» WHAT THE EXERCISE ASKS: Check each line of the records below and collect those that include the word "film".

» AVAILABLE RECORDS:
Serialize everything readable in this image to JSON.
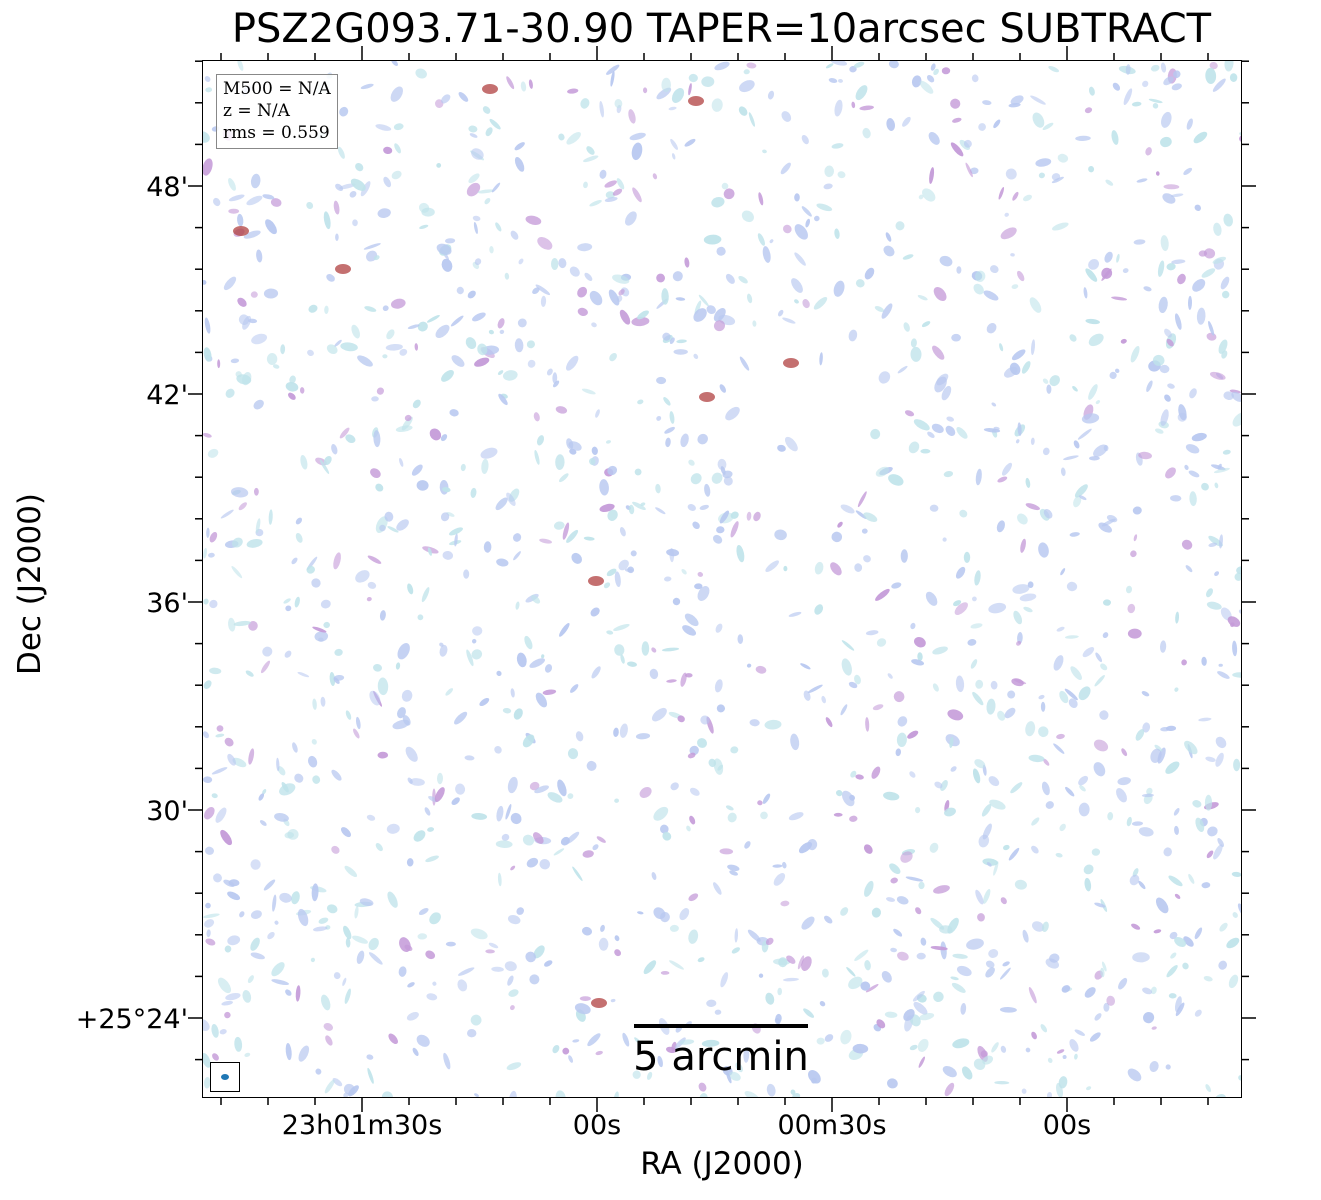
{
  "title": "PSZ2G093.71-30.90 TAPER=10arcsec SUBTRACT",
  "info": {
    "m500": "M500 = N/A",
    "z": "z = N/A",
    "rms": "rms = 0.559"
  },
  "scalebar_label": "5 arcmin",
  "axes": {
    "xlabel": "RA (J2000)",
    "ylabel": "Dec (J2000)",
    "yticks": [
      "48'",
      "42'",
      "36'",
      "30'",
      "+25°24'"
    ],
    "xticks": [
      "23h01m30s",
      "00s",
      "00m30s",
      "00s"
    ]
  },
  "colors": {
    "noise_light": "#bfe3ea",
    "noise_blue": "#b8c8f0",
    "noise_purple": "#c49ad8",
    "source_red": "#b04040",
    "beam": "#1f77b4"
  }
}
---
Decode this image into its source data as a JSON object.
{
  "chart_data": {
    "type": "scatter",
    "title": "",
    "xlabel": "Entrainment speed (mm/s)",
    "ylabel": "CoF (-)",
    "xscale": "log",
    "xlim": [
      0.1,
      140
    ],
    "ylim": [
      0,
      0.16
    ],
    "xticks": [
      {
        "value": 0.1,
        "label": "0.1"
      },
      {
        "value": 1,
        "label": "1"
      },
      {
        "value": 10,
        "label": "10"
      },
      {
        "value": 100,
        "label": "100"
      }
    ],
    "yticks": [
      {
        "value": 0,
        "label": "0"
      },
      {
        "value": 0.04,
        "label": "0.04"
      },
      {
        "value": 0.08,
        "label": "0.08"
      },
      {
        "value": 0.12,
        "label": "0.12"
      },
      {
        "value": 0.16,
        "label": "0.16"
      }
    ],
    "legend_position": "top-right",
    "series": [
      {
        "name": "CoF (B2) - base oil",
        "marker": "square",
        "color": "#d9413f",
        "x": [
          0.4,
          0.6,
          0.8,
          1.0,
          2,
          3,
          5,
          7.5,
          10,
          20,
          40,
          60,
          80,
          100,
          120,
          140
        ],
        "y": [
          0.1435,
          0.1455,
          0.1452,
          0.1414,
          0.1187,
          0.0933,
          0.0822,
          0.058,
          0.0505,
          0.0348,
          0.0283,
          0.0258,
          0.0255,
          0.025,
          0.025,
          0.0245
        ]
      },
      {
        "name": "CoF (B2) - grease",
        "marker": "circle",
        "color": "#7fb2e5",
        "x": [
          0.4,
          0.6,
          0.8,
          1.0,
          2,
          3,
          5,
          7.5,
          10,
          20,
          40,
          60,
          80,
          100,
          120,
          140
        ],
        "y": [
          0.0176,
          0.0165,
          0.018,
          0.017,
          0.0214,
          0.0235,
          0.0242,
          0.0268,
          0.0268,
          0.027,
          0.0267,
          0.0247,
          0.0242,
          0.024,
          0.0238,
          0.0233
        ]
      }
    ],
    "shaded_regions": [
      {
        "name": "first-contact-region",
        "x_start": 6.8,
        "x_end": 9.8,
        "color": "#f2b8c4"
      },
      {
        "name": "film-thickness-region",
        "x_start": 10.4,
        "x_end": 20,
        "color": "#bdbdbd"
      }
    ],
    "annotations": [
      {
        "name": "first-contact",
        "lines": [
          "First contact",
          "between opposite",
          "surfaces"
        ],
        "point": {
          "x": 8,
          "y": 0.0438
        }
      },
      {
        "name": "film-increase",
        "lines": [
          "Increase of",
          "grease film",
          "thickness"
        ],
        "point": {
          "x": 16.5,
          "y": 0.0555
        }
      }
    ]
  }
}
==
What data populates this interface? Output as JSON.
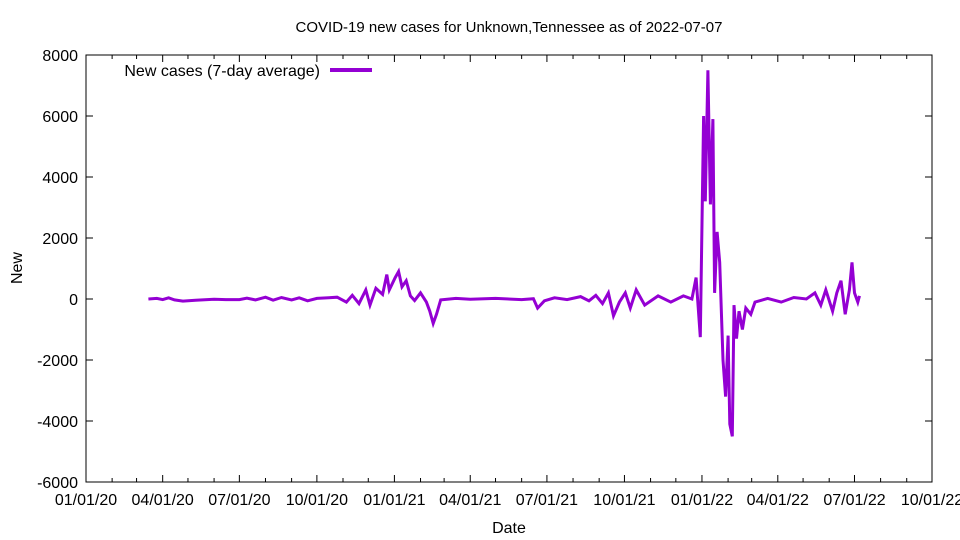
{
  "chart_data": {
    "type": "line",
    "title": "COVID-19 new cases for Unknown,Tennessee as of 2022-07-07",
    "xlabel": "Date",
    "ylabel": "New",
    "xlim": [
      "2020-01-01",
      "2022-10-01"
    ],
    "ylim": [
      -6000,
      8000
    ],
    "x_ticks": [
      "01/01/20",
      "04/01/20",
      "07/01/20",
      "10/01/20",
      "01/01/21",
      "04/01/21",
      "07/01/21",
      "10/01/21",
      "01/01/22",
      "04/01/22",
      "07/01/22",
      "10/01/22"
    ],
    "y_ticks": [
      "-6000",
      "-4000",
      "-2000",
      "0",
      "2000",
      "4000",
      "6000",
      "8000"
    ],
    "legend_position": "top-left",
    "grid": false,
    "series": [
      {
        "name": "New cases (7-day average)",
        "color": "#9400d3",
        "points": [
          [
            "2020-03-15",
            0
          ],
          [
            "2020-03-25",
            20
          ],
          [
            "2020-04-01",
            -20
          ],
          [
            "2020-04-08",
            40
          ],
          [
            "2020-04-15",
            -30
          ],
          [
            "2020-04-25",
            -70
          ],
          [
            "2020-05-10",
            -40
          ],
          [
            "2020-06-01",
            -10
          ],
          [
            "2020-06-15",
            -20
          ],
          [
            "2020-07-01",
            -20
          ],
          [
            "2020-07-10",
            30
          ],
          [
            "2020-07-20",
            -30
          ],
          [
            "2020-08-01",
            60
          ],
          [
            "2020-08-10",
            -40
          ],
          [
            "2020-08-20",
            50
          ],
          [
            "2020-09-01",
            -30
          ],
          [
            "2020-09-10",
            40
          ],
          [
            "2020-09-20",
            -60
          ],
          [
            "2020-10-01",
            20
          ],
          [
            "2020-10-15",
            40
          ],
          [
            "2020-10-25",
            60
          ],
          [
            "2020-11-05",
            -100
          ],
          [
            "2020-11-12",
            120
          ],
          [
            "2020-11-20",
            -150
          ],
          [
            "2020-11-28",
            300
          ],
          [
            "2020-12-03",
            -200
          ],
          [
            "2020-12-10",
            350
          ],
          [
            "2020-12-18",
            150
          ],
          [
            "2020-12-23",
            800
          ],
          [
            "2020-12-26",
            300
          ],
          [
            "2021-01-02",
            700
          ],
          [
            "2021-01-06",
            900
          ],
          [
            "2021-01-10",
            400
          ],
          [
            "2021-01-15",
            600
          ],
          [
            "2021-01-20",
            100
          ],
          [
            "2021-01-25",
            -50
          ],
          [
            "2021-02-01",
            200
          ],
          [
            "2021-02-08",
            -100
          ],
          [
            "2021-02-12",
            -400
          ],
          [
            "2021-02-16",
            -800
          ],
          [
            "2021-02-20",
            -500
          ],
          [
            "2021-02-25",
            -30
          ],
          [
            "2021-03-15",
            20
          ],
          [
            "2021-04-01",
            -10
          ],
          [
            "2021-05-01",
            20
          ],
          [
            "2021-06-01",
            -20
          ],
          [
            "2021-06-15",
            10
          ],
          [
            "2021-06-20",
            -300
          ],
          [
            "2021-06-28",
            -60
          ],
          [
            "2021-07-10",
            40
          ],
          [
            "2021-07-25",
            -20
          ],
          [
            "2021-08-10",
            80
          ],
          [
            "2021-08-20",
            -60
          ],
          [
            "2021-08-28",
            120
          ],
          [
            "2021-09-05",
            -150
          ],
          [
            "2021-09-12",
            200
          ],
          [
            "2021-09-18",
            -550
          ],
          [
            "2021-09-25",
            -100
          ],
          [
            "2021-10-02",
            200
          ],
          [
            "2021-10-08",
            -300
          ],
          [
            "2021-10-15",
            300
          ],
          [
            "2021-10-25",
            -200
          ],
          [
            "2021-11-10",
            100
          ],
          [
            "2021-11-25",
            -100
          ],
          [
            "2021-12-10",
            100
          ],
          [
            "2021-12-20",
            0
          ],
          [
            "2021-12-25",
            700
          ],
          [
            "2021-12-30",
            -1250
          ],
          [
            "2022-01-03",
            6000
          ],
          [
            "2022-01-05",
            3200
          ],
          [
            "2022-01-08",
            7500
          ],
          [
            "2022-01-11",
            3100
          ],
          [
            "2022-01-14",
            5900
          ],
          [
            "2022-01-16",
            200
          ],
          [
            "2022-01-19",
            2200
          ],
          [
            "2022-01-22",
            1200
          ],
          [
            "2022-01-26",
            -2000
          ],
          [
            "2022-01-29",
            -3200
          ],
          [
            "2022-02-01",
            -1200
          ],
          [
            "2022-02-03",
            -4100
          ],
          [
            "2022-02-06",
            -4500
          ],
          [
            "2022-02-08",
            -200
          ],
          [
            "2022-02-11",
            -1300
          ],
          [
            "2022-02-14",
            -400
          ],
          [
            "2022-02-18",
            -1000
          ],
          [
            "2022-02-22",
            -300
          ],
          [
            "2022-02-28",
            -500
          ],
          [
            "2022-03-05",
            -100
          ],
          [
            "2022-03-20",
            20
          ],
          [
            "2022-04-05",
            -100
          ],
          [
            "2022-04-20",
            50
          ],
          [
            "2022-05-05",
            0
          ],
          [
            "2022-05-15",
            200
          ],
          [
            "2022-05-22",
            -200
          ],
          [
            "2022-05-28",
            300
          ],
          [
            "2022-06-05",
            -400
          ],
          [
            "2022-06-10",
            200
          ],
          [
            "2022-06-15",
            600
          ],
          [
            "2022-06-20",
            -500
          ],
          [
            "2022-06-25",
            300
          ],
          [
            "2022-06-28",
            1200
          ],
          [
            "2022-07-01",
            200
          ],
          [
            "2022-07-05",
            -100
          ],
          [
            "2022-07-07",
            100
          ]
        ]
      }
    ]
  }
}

» TASK RESPONSE:
        "name": "film-thickness-region",
        "name": "film-increase",
          "grease film",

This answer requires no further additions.